Pictures are excluded from this exercise. Transcribe exactly the lines from the one containing "Give me the" through the last line of the listing.

* **Data lines**:
>>

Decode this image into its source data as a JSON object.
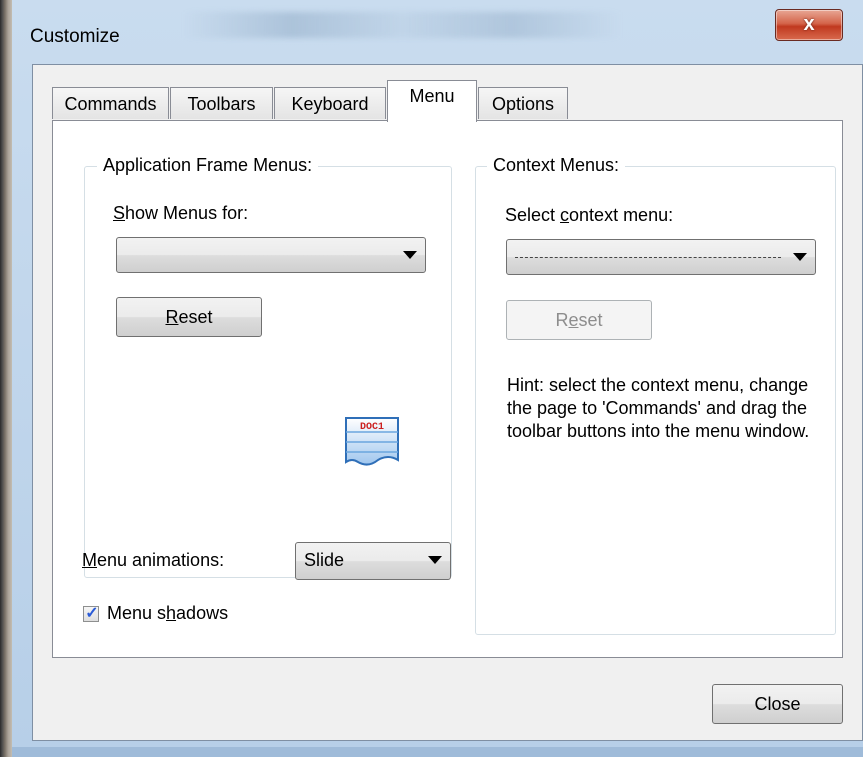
{
  "window": {
    "title": "Customize",
    "close_glyph": "x"
  },
  "tabs": [
    {
      "label": "Commands",
      "active": false
    },
    {
      "label": "Toolbars",
      "active": false
    },
    {
      "label": "Keyboard",
      "active": false
    },
    {
      "label": "Menu",
      "active": true
    },
    {
      "label": "Options",
      "active": false
    }
  ],
  "app_frame_menus": {
    "caption": "Application Frame Menus:",
    "show_menus_for": {
      "prefix": "",
      "mnemonic": "S",
      "rest": "how Menus for:"
    },
    "combo_value": "",
    "reset_button": {
      "mnemonic": "R",
      "rest": "eset"
    },
    "icon_text": "DOC1",
    "icon": "document-icon"
  },
  "context_menus": {
    "caption": "Context Menus:",
    "select_label": {
      "prefix": "Select ",
      "mnemonic": "c",
      "rest": "ontext menu:"
    },
    "combo_value": "--------------------------------------",
    "reset_button": {
      "prefix": "R",
      "mnemonic": "e",
      "rest": "set"
    },
    "hint": "Hint: select the context menu, change the page to 'Commands' and drag the toolbar buttons into the menu window."
  },
  "menu_animations": {
    "label": {
      "mnemonic": "M",
      "rest": "enu animations:"
    },
    "value": "Slide"
  },
  "menu_shadows": {
    "label": {
      "prefix": "Menu s",
      "mnemonic": "h",
      "rest": "adows"
    },
    "checked": true,
    "check_glyph": "✓"
  },
  "footer": {
    "close_label": "Close"
  },
  "colors": {
    "title_bar": "#b7cfe8",
    "close_button": "#c0391f",
    "dialog_bg": "#f0f0f0",
    "page_bg": "#ffffff",
    "check_color": "#2a5bd7"
  }
}
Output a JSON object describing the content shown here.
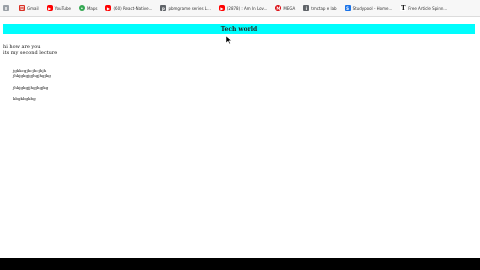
{
  "bookmarks": [
    {
      "icon": "apps-grid-icon",
      "label": "⠿",
      "fav": "grid",
      "text": ""
    },
    {
      "icon": "gmail-icon",
      "label": "M",
      "fav": "gmail",
      "text": "Gmail"
    },
    {
      "icon": "youtube-icon",
      "label": "▶",
      "fav": "yt",
      "text": "YouTube"
    },
    {
      "icon": "maps-icon",
      "label": "•",
      "fav": "maps",
      "text": "Maps"
    },
    {
      "icon": "video-icon",
      "label": "▶",
      "fav": "yt",
      "text": "(60) React-Native..."
    },
    {
      "icon": "page-icon",
      "label": "p",
      "fav": "ext",
      "text": "pbmgrame series L..."
    },
    {
      "icon": "youtube-icon",
      "label": "▶",
      "fav": "yt",
      "text": "(2878) : Am In Lov..."
    },
    {
      "icon": "mega-icon",
      "label": "M",
      "fav": "mega",
      "text": "MEGA"
    },
    {
      "icon": "page-icon",
      "label": "i",
      "fav": "ext",
      "text": "tmctap e lab"
    },
    {
      "icon": "studypool-icon",
      "label": "S",
      "fav": "doc",
      "text": "Studypool - Home..."
    },
    {
      "icon": "typewriter-icon",
      "label": "T",
      "fav": "tt",
      "text": "Free Article Spinn..."
    }
  ],
  "page": {
    "banner_title": "Tech world",
    "greeting": "hi how are you",
    "subtitle": "its my second lecture",
    "para1_line1": "jgkkcgjhcjhcjhjh",
    "para1_line2": "jhkjgkgjgjhgjhgjkg",
    "para2_line1": "jhkjgkgjjhgjhgjkg",
    "para3_line1": "kbgkbgkbg"
  }
}
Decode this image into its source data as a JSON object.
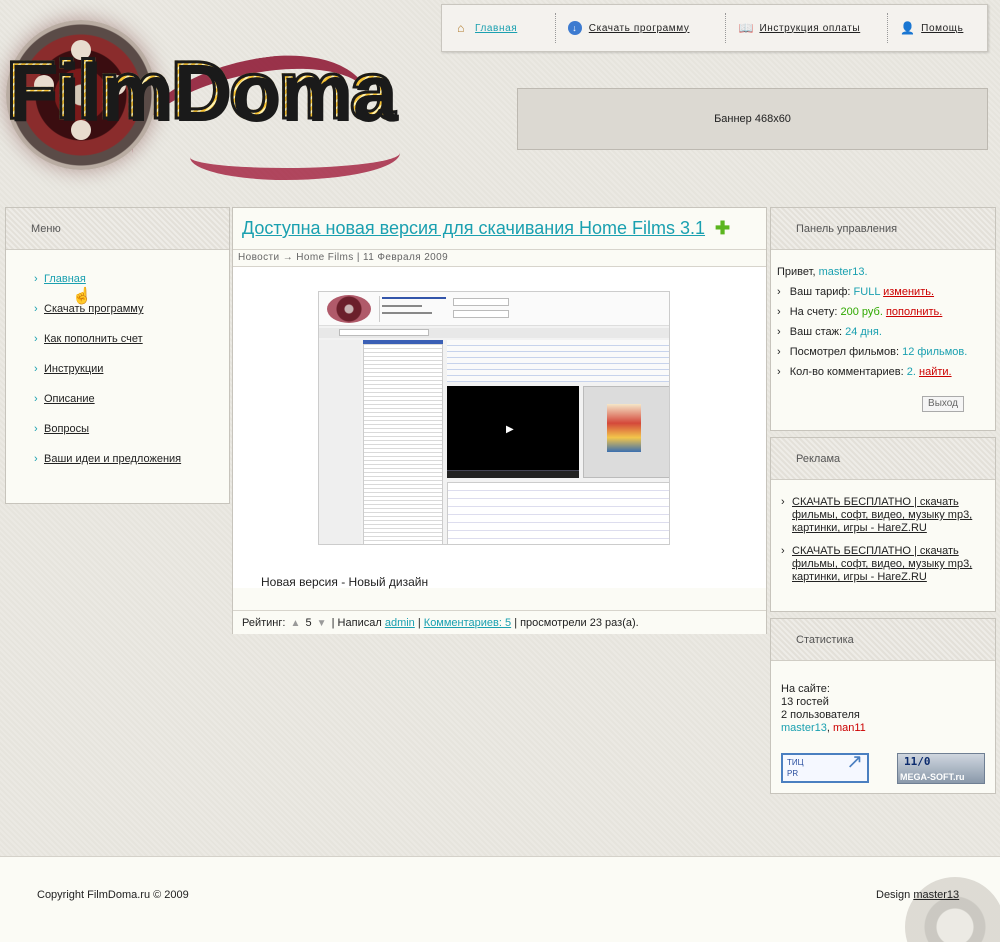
{
  "site": {
    "logo_text": "FilmDoma"
  },
  "topnav": {
    "items": [
      {
        "label": "Главная",
        "icon": "home-icon"
      },
      {
        "label": "Скачать программу",
        "icon": "download-icon"
      },
      {
        "label": "Инструкция оплаты",
        "icon": "book-icon"
      },
      {
        "label": "Помощь",
        "icon": "user-help-icon"
      }
    ]
  },
  "banner": {
    "text": "Баннер 468x60"
  },
  "menu": {
    "title": "Меню",
    "items": [
      "Главная",
      "Скачать программу",
      "Как пополнить счет",
      "Инструкции",
      "Описание",
      "Вопросы",
      "Ваши идеи и предложения"
    ]
  },
  "news": {
    "title": "Доступна новая версия для скачивания Home Films 3.1",
    "meta_section": "Новости",
    "meta_arrow": "→",
    "meta_category": "Home Films",
    "meta_sep": "|",
    "meta_date": "11 Февраля 2009",
    "caption": "Новая версия - Новый дизайн",
    "footer": {
      "rating_label": "Рейтинг:",
      "rating_value": "5",
      "author_prefix": "| Написал",
      "author": "admin",
      "sep": "|",
      "comments": "Комментариев: 5",
      "views": "| просмотрели 23 раз(а)."
    }
  },
  "control": {
    "title": "Панель управления",
    "greeting_prefix": "Привет,",
    "user": "master13.",
    "tariff_label": "Ваш тариф:",
    "tariff_value": "FULL",
    "tariff_action": "изменить.",
    "balance_label": "На счету:",
    "balance_value": "200 руб.",
    "balance_action": "пополнить.",
    "tenure_label": "Ваш стаж:",
    "tenure_value": "24 дня.",
    "watched_label": "Посмотрел фильмов:",
    "watched_value": "12 фильмов.",
    "comments_label": "Кол-во комментариев:",
    "comments_value": "2.",
    "comments_action": "найти.",
    "logout": "Выход"
  },
  "ads": {
    "title": "Реклама",
    "items": [
      "СКАЧАТЬ БЕСПЛАТНО | скачать фильмы, софт, видео, музыку mp3, картинки, игры - HareZ.RU",
      "СКАЧАТЬ БЕСПЛАТНО | скачать фильмы, софт, видео, музыку mp3, картинки, игры - HareZ.RU"
    ]
  },
  "stats": {
    "title": "Статистика",
    "online_label": "На сайте:",
    "guests": "13 гостей",
    "users": "2 пользователя",
    "user1": "master13",
    "user_sep": ",",
    "user2": "man11",
    "tic_line1": "ТИЦ",
    "tic_line2": "PR",
    "counter_value": "11/0",
    "counter_label": "MEGA-SOFT.ru"
  },
  "footer": {
    "copyright": "Copyright FilmDoma.ru © 2009",
    "design_prefix": "Design",
    "designer": "master13"
  },
  "colors": {
    "accent": "#1aa0b0",
    "green": "#2fa800",
    "red": "#cc0000"
  }
}
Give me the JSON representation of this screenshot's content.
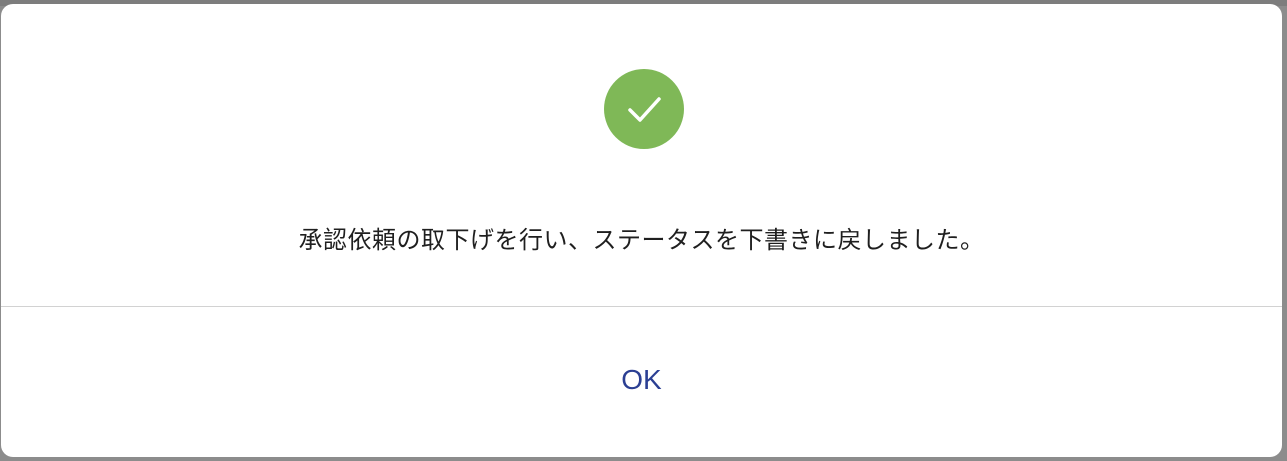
{
  "dialog": {
    "status_icon": "check-circle-icon",
    "status_color": "#7fb857",
    "message": "承認依頼の取下げを行い、ステータスを下書きに戻しました。",
    "ok_label": "OK",
    "ok_color": "#2b3f93"
  }
}
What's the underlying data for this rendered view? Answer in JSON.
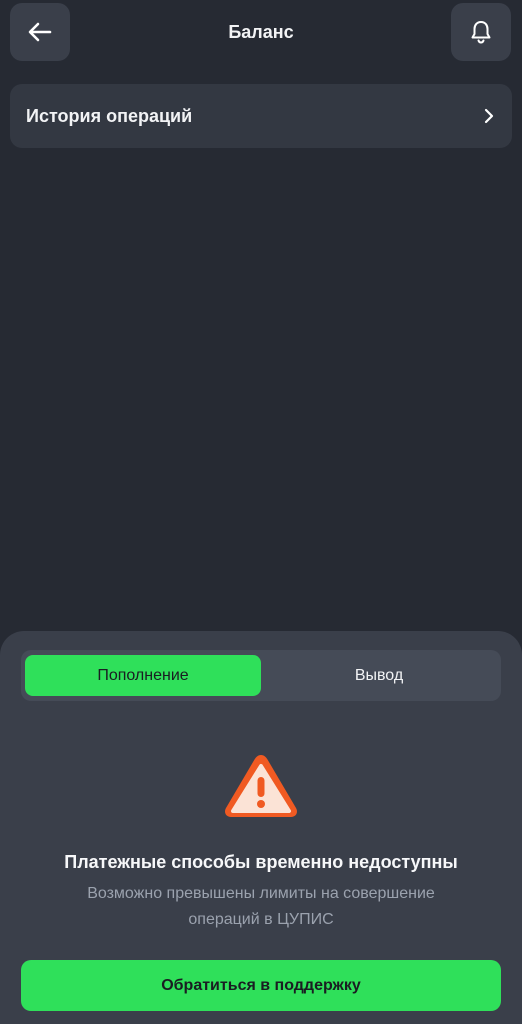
{
  "header": {
    "title": "Баланс",
    "back_icon": "arrow-left-icon",
    "notifications_icon": "bell-icon"
  },
  "history": {
    "label": "История операций",
    "icon": "chevron-right-icon"
  },
  "sheet": {
    "tabs": [
      {
        "label": "Пополнение",
        "active": true
      },
      {
        "label": "Вывод",
        "active": false
      }
    ],
    "warning_icon": "warning-triangle-icon",
    "notice_title": "Платежные способы временно недоступны",
    "notice_text_line1": "Возможно превышены лимиты на совершение",
    "notice_text_line2": "операций в ЦУПИС",
    "support_button": "Обратиться в поддержку"
  },
  "colors": {
    "background": "#262a33",
    "card": "#333842",
    "sheet": "#3a3f4a",
    "accent_green": "#2fe05a",
    "warning_orange": "#f05a22"
  }
}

<<

* **Task response**:
Give me the JSON representation of this screenshot's content.
{
  "dialog": {
    "status_icon": "check-circle-icon",
    "status_color": "#7fb857",
    "message": "承認依頼の取下げを行い、ステータスを下書きに戻しました。",
    "ok_label": "OK",
    "ok_color": "#2b3f93"
  }
}
What's the underlying data for this rendered view? Answer in JSON.
{
  "header": {
    "title": "Баланс",
    "back_icon": "arrow-left-icon",
    "notifications_icon": "bell-icon"
  },
  "history": {
    "label": "История операций",
    "icon": "chevron-right-icon"
  },
  "sheet": {
    "tabs": [
      {
        "label": "Пополнение",
        "active": true
      },
      {
        "label": "Вывод",
        "active": false
      }
    ],
    "warning_icon": "warning-triangle-icon",
    "notice_title": "Платежные способы временно недоступны",
    "notice_text_line1": "Возможно превышены лимиты на совершение",
    "notice_text_line2": "операций в ЦУПИС",
    "support_button": "Обратиться в поддержку"
  },
  "colors": {
    "background": "#262a33",
    "card": "#333842",
    "sheet": "#3a3f4a",
    "accent_green": "#2fe05a",
    "warning_orange": "#f05a22"
  }
}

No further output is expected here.